(Collected data entries)
——

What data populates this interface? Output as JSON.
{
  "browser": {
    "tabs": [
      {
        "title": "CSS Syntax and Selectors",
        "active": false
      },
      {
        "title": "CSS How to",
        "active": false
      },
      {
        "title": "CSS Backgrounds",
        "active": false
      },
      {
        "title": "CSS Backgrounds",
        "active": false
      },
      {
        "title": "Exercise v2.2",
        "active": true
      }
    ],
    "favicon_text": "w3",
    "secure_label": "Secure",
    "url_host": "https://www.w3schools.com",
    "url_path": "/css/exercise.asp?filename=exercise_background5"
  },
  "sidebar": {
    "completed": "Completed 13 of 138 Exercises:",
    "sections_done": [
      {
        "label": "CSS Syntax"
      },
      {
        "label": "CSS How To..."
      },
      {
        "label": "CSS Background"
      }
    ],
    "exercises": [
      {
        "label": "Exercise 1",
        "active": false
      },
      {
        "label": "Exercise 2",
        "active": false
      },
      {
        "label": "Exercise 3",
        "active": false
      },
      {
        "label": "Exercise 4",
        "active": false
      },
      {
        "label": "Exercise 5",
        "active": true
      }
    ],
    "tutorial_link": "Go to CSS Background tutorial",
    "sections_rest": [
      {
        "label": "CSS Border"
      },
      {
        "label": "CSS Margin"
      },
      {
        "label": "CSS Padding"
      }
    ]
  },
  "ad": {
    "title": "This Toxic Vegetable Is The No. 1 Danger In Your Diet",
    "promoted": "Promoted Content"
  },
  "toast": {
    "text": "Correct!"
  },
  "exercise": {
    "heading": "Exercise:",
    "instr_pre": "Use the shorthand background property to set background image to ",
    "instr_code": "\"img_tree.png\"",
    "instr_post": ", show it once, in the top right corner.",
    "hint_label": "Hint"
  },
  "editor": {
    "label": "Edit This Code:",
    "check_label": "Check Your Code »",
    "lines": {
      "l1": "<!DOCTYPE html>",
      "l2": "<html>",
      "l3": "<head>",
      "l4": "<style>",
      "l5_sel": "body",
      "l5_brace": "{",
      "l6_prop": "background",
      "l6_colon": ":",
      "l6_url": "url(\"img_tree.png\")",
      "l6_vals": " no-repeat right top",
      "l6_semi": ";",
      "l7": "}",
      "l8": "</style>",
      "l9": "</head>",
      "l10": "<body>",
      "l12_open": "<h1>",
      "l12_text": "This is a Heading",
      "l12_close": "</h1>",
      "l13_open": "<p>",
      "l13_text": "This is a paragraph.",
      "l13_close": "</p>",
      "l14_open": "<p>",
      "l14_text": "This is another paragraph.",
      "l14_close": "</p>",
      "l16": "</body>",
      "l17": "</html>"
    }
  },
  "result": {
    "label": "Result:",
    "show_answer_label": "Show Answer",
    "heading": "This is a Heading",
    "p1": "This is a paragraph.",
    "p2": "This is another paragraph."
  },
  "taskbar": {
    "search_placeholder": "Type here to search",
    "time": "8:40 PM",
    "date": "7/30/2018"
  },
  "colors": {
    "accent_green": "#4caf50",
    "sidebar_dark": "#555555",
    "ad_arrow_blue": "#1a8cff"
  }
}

——

| Instructions for the task |
Go through the records above and retype each one exactly.

| Result of the exercise |
What data populates this interface? Output as JSON.
{
  "browser": {
    "tabs": [
      {
        "title": "CSS Syntax and Selectors",
        "active": false
      },
      {
        "title": "CSS How to",
        "active": false
      },
      {
        "title": "CSS Backgrounds",
        "active": false
      },
      {
        "title": "CSS Backgrounds",
        "active": false
      },
      {
        "title": "Exercise v2.2",
        "active": true
      }
    ],
    "favicon_text": "w3",
    "secure_label": "Secure",
    "url_host": "https://www.w3schools.com",
    "url_path": "/css/exercise.asp?filename=exercise_background5"
  },
  "sidebar": {
    "completed": "Completed 13 of 138 Exercises:",
    "sections_done": [
      {
        "label": "CSS Syntax"
      },
      {
        "label": "CSS How To..."
      },
      {
        "label": "CSS Background"
      }
    ],
    "exercises": [
      {
        "label": "Exercise 1",
        "active": false
      },
      {
        "label": "Exercise 2",
        "active": false
      },
      {
        "label": "Exercise 3",
        "active": false
      },
      {
        "label": "Exercise 4",
        "active": false
      },
      {
        "label": "Exercise 5",
        "active": true
      }
    ],
    "tutorial_link": "Go to CSS Background tutorial",
    "sections_rest": [
      {
        "label": "CSS Border"
      },
      {
        "label": "CSS Margin"
      },
      {
        "label": "CSS Padding"
      }
    ]
  },
  "ad": {
    "title": "This Toxic Vegetable Is The No. 1 Danger In Your Diet",
    "promoted": "Promoted Content"
  },
  "toast": {
    "text": "Correct!"
  },
  "exercise": {
    "heading": "Exercise:",
    "instr_pre": "Use the shorthand background property to set background image to ",
    "instr_code": "\"img_tree.png\"",
    "instr_post": ", show it once, in the top right corner.",
    "hint_label": "Hint"
  },
  "editor": {
    "label": "Edit This Code:",
    "check_label": "Check Your Code »",
    "lines": {
      "l1": "<!DOCTYPE html>",
      "l2": "<html>",
      "l3": "<head>",
      "l4": "<style>",
      "l5_sel": "body",
      "l5_brace": "{",
      "l6_prop": "background",
      "l6_colon": ":",
      "l6_url": "url(\"img_tree.png\")",
      "l6_vals": " no-repeat right top",
      "l6_semi": ";",
      "l7": "}",
      "l8": "</style>",
      "l9": "</head>",
      "l10": "<body>",
      "l12_open": "<h1>",
      "l12_text": "This is a Heading",
      "l12_close": "</h1>",
      "l13_open": "<p>",
      "l13_text": "This is a paragraph.",
      "l13_close": "</p>",
      "l14_open": "<p>",
      "l14_text": "This is another paragraph.",
      "l14_close": "</p>",
      "l16": "</body>",
      "l17": "</html>"
    }
  },
  "result": {
    "label": "Result:",
    "show_answer_label": "Show Answer",
    "heading": "This is a Heading",
    "p1": "This is a paragraph.",
    "p2": "This is another paragraph."
  },
  "taskbar": {
    "search_placeholder": "Type here to search",
    "time": "8:40 PM",
    "date": "7/30/2018"
  },
  "colors": {
    "accent_green": "#4caf50",
    "sidebar_dark": "#555555",
    "ad_arrow_blue": "#1a8cff"
  }
}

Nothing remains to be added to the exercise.